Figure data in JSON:
+++++

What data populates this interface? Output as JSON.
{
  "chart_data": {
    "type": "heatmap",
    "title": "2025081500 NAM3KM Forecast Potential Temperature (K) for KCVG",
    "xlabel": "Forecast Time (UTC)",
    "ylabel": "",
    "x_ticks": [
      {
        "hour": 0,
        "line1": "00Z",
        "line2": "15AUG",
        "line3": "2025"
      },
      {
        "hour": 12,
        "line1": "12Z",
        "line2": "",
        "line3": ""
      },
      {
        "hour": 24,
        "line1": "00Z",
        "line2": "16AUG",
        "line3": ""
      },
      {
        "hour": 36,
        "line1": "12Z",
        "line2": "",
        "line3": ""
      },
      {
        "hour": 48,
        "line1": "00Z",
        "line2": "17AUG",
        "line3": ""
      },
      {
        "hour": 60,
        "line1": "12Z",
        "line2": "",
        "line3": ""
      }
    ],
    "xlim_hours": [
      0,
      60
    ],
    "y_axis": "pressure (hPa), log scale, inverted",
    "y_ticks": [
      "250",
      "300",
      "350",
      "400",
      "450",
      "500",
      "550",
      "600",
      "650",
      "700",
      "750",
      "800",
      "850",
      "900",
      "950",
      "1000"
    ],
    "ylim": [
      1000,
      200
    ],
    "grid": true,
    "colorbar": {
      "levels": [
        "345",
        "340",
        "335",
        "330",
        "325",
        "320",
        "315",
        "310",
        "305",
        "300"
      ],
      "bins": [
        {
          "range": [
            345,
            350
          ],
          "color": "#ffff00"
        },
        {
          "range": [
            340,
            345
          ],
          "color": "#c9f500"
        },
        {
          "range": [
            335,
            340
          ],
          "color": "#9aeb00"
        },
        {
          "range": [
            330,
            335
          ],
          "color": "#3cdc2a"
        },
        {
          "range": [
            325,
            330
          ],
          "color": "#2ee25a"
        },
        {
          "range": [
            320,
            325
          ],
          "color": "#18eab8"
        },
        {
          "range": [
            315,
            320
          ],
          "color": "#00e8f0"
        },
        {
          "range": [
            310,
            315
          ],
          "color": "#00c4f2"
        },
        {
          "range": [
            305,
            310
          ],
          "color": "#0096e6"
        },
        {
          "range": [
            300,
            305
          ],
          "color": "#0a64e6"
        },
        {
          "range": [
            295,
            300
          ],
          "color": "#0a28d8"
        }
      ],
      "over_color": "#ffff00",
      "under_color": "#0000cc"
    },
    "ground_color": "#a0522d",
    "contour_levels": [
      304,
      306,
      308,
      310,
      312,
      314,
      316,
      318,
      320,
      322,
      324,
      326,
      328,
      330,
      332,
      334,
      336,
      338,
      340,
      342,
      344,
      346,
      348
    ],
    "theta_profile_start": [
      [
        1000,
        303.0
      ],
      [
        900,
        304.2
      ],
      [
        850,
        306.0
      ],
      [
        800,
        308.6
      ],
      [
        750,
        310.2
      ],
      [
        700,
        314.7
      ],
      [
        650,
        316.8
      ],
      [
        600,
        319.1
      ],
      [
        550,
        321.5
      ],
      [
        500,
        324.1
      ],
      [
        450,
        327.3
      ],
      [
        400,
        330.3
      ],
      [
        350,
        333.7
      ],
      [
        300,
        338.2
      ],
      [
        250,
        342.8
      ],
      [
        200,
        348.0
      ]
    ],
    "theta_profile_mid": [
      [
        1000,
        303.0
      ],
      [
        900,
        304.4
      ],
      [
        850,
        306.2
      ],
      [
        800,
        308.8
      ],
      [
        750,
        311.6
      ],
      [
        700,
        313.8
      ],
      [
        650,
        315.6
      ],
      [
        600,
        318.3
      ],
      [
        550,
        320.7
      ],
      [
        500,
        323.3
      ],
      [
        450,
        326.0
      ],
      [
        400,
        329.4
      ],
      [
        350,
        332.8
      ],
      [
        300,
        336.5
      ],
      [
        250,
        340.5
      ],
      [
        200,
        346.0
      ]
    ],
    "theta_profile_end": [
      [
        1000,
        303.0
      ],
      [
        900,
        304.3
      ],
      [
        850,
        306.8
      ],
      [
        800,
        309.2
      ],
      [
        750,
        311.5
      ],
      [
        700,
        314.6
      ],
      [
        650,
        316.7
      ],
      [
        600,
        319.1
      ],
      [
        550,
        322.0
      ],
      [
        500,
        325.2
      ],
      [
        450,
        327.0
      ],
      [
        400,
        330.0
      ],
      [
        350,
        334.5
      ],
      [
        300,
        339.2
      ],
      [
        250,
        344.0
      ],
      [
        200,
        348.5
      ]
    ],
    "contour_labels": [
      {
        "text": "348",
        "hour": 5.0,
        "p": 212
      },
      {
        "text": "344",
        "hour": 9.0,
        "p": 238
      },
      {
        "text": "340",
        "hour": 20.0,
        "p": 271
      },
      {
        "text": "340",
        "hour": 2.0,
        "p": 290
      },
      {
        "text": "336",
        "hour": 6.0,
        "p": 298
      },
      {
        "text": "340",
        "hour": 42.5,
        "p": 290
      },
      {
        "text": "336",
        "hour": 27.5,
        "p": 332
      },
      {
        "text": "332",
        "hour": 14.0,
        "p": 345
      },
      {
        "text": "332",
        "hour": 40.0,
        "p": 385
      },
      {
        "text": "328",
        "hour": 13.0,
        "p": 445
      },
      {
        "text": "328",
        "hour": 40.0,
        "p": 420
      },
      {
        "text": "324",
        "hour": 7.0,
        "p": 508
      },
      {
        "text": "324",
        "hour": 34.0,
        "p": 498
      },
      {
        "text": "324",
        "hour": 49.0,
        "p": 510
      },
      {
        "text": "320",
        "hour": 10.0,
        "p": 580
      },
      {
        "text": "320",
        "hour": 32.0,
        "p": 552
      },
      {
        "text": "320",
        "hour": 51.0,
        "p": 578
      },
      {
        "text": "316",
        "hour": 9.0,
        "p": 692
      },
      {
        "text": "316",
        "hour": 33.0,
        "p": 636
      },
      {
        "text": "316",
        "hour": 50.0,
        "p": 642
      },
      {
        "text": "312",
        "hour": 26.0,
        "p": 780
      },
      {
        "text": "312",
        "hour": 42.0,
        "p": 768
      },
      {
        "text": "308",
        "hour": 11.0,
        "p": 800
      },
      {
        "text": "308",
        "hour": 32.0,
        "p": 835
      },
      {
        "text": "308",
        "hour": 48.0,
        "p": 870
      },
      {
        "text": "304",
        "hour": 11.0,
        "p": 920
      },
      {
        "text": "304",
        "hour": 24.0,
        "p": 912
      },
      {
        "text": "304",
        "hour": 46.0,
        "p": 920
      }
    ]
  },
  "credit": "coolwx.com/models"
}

+++++

Copy out all of the records shown above exactly.

* **Response to the exercise**
What data populates this interface? Output as JSON.
{
  "chart_data": {
    "type": "heatmap",
    "title": "2025081500 NAM3KM Forecast Potential Temperature (K) for KCVG",
    "xlabel": "Forecast Time (UTC)",
    "ylabel": "",
    "x_ticks": [
      {
        "hour": 0,
        "line1": "00Z",
        "line2": "15AUG",
        "line3": "2025"
      },
      {
        "hour": 12,
        "line1": "12Z",
        "line2": "",
        "line3": ""
      },
      {
        "hour": 24,
        "line1": "00Z",
        "line2": "16AUG",
        "line3": ""
      },
      {
        "hour": 36,
        "line1": "12Z",
        "line2": "",
        "line3": ""
      },
      {
        "hour": 48,
        "line1": "00Z",
        "line2": "17AUG",
        "line3": ""
      },
      {
        "hour": 60,
        "line1": "12Z",
        "line2": "",
        "line3": ""
      }
    ],
    "xlim_hours": [
      0,
      60
    ],
    "y_axis": "pressure (hPa), log scale, inverted",
    "y_ticks": [
      "250",
      "300",
      "350",
      "400",
      "450",
      "500",
      "550",
      "600",
      "650",
      "700",
      "750",
      "800",
      "850",
      "900",
      "950",
      "1000"
    ],
    "ylim": [
      1000,
      200
    ],
    "grid": true,
    "colorbar": {
      "levels": [
        "345",
        "340",
        "335",
        "330",
        "325",
        "320",
        "315",
        "310",
        "305",
        "300"
      ],
      "bins": [
        {
          "range": [
            345,
            350
          ],
          "color": "#ffff00"
        },
        {
          "range": [
            340,
            345
          ],
          "color": "#c9f500"
        },
        {
          "range": [
            335,
            340
          ],
          "color": "#9aeb00"
        },
        {
          "range": [
            330,
            335
          ],
          "color": "#3cdc2a"
        },
        {
          "range": [
            325,
            330
          ],
          "color": "#2ee25a"
        },
        {
          "range": [
            320,
            325
          ],
          "color": "#18eab8"
        },
        {
          "range": [
            315,
            320
          ],
          "color": "#00e8f0"
        },
        {
          "range": [
            310,
            315
          ],
          "color": "#00c4f2"
        },
        {
          "range": [
            305,
            310
          ],
          "color": "#0096e6"
        },
        {
          "range": [
            300,
            305
          ],
          "color": "#0a64e6"
        },
        {
          "range": [
            295,
            300
          ],
          "color": "#0a28d8"
        }
      ],
      "over_color": "#ffff00",
      "under_color": "#0000cc"
    },
    "ground_color": "#a0522d",
    "contour_levels": [
      304,
      306,
      308,
      310,
      312,
      314,
      316,
      318,
      320,
      322,
      324,
      326,
      328,
      330,
      332,
      334,
      336,
      338,
      340,
      342,
      344,
      346,
      348
    ],
    "theta_profile_start": [
      [
        1000,
        303.0
      ],
      [
        900,
        304.2
      ],
      [
        850,
        306.0
      ],
      [
        800,
        308.6
      ],
      [
        750,
        310.2
      ],
      [
        700,
        314.7
      ],
      [
        650,
        316.8
      ],
      [
        600,
        319.1
      ],
      [
        550,
        321.5
      ],
      [
        500,
        324.1
      ],
      [
        450,
        327.3
      ],
      [
        400,
        330.3
      ],
      [
        350,
        333.7
      ],
      [
        300,
        338.2
      ],
      [
        250,
        342.8
      ],
      [
        200,
        348.0
      ]
    ],
    "theta_profile_mid": [
      [
        1000,
        303.0
      ],
      [
        900,
        304.4
      ],
      [
        850,
        306.2
      ],
      [
        800,
        308.8
      ],
      [
        750,
        311.6
      ],
      [
        700,
        313.8
      ],
      [
        650,
        315.6
      ],
      [
        600,
        318.3
      ],
      [
        550,
        320.7
      ],
      [
        500,
        323.3
      ],
      [
        450,
        326.0
      ],
      [
        400,
        329.4
      ],
      [
        350,
        332.8
      ],
      [
        300,
        336.5
      ],
      [
        250,
        340.5
      ],
      [
        200,
        346.0
      ]
    ],
    "theta_profile_end": [
      [
        1000,
        303.0
      ],
      [
        900,
        304.3
      ],
      [
        850,
        306.8
      ],
      [
        800,
        309.2
      ],
      [
        750,
        311.5
      ],
      [
        700,
        314.6
      ],
      [
        650,
        316.7
      ],
      [
        600,
        319.1
      ],
      [
        550,
        322.0
      ],
      [
        500,
        325.2
      ],
      [
        450,
        327.0
      ],
      [
        400,
        330.0
      ],
      [
        350,
        334.5
      ],
      [
        300,
        339.2
      ],
      [
        250,
        344.0
      ],
      [
        200,
        348.5
      ]
    ],
    "contour_labels": [
      {
        "text": "348",
        "hour": 5.0,
        "p": 212
      },
      {
        "text": "344",
        "hour": 9.0,
        "p": 238
      },
      {
        "text": "340",
        "hour": 20.0,
        "p": 271
      },
      {
        "text": "340",
        "hour": 2.0,
        "p": 290
      },
      {
        "text": "336",
        "hour": 6.0,
        "p": 298
      },
      {
        "text": "340",
        "hour": 42.5,
        "p": 290
      },
      {
        "text": "336",
        "hour": 27.5,
        "p": 332
      },
      {
        "text": "332",
        "hour": 14.0,
        "p": 345
      },
      {
        "text": "332",
        "hour": 40.0,
        "p": 385
      },
      {
        "text": "328",
        "hour": 13.0,
        "p": 445
      },
      {
        "text": "328",
        "hour": 40.0,
        "p": 420
      },
      {
        "text": "324",
        "hour": 7.0,
        "p": 508
      },
      {
        "text": "324",
        "hour": 34.0,
        "p": 498
      },
      {
        "text": "324",
        "hour": 49.0,
        "p": 510
      },
      {
        "text": "320",
        "hour": 10.0,
        "p": 580
      },
      {
        "text": "320",
        "hour": 32.0,
        "p": 552
      },
      {
        "text": "320",
        "hour": 51.0,
        "p": 578
      },
      {
        "text": "316",
        "hour": 9.0,
        "p": 692
      },
      {
        "text": "316",
        "hour": 33.0,
        "p": 636
      },
      {
        "text": "316",
        "hour": 50.0,
        "p": 642
      },
      {
        "text": "312",
        "hour": 26.0,
        "p": 780
      },
      {
        "text": "312",
        "hour": 42.0,
        "p": 768
      },
      {
        "text": "308",
        "hour": 11.0,
        "p": 800
      },
      {
        "text": "308",
        "hour": 32.0,
        "p": 835
      },
      {
        "text": "308",
        "hour": 48.0,
        "p": 870
      },
      {
        "text": "304",
        "hour": 11.0,
        "p": 920
      },
      {
        "text": "304",
        "hour": 24.0,
        "p": 912
      },
      {
        "text": "304",
        "hour": 46.0,
        "p": 920
      }
    ]
  },
  "credit": "coolwx.com/models"
}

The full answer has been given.